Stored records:
────────
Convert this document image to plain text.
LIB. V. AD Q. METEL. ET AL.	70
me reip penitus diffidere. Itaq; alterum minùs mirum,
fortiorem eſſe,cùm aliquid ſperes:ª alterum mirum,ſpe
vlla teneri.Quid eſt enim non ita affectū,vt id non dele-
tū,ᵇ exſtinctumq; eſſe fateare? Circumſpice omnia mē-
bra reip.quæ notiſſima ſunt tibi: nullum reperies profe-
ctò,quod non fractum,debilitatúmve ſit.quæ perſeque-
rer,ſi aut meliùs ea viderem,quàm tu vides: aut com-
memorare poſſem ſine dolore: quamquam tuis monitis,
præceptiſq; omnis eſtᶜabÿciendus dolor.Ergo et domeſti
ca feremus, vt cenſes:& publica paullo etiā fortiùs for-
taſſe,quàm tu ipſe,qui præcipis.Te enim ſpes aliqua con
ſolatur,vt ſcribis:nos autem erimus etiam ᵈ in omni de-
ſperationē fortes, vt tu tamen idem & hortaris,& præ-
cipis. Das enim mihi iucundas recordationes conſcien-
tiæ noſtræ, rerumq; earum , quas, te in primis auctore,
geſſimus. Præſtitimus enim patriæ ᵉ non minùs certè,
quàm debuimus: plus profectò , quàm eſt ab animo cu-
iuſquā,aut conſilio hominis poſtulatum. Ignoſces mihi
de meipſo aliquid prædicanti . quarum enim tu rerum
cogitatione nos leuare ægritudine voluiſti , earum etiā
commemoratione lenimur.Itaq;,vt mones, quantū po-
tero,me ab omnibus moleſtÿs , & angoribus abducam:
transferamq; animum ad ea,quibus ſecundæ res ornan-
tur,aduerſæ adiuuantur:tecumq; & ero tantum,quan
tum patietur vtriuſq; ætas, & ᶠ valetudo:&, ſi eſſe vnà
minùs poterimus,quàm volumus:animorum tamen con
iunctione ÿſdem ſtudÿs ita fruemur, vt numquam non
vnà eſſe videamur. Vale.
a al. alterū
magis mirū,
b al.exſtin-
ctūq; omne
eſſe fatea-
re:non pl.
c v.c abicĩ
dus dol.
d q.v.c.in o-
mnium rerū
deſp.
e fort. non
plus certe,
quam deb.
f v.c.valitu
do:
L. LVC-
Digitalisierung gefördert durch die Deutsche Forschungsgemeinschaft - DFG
────────
The exercise: Print all of the entries again, exactly as written.

Problem solution:
Convert this document image to plain text.
LIB. V. AD Q. METEL. ET AL.	70
me reip penitus diffidere. Itaq; alterum minùs mirum,
fortiorem eſſe,cùm aliquid ſperes:ª alterum mirum,ſpe
vlla teneri.Quid eſt enim non ita affectū,vt id non dele-
tū,ᵇ exſtinctumq; eſſe fateare? Circumſpice omnia mē-
bra reip.quæ notiſſima ſunt tibi: nullum reperies profe-
ctò,quod non fractum,debilitatúmve ſit.quæ perſeque-
rer,ſi aut meliùs ea viderem,quàm tu vides: aut com-
memorare poſſem ſine dolore: quamquam tuis monitis,
præceptiſq; omnis eſtᶜabÿciendus dolor.Ergo et domeſti
ca feremus, vt cenſes:& publica paullo etiā fortiùs for-
taſſe,quàm tu ipſe,qui præcipis.Te enim ſpes aliqua con
ſolatur,vt ſcribis:nos autem erimus etiam ᵈ in omni de-
ſperationē fortes, vt tu tamen idem & hortaris,& præ-
cipis. Das enim mihi iucundas recordationes conſcien-
tiæ noſtræ, rerumq; earum , quas, te in primis auctore,
geſſimus. Præſtitimus enim patriæ ᵉ non minùs certè,
quàm debuimus: plus profectò , quàm eſt ab animo cu-
iuſquā,aut conſilio hominis poſtulatum. Ignoſces mihi
de meipſo aliquid prædicanti . quarum enim tu rerum
cogitatione nos leuare ægritudine voluiſti , earum etiā
commemoratione lenimur.Itaq;,vt mones, quantū po-
tero,me ab omnibus moleſtÿs , & angoribus abducam:
transferamq; animum ad ea,quibus ſecundæ res ornan-
tur,aduerſæ adiuuantur:tecumq; & ero tantum,quan
tum patietur vtriuſq; ætas, & ᶠ valetudo:&, ſi eſſe vnà
minùs poterimus,quàm volumus:animorum tamen con
iunctione ÿſdem ſtudÿs ita fruemur, vt numquam non
vnà eſſe videamur. Vale.
a al. alterū
magis mirū,
b al.exſtin-
ctūq; omne
eſſe fatea-
re:non pl.
c v.c abicĩ
dus dol.
d q.v.c.in o-
mnium rerū
deſp.
e fort. non
plus certe,
quam deb.
f v.c.valitu
do:
L. LVC-
Digitalisierung gefördert durch die Deutsche Forschungsgemeinschaft - DFG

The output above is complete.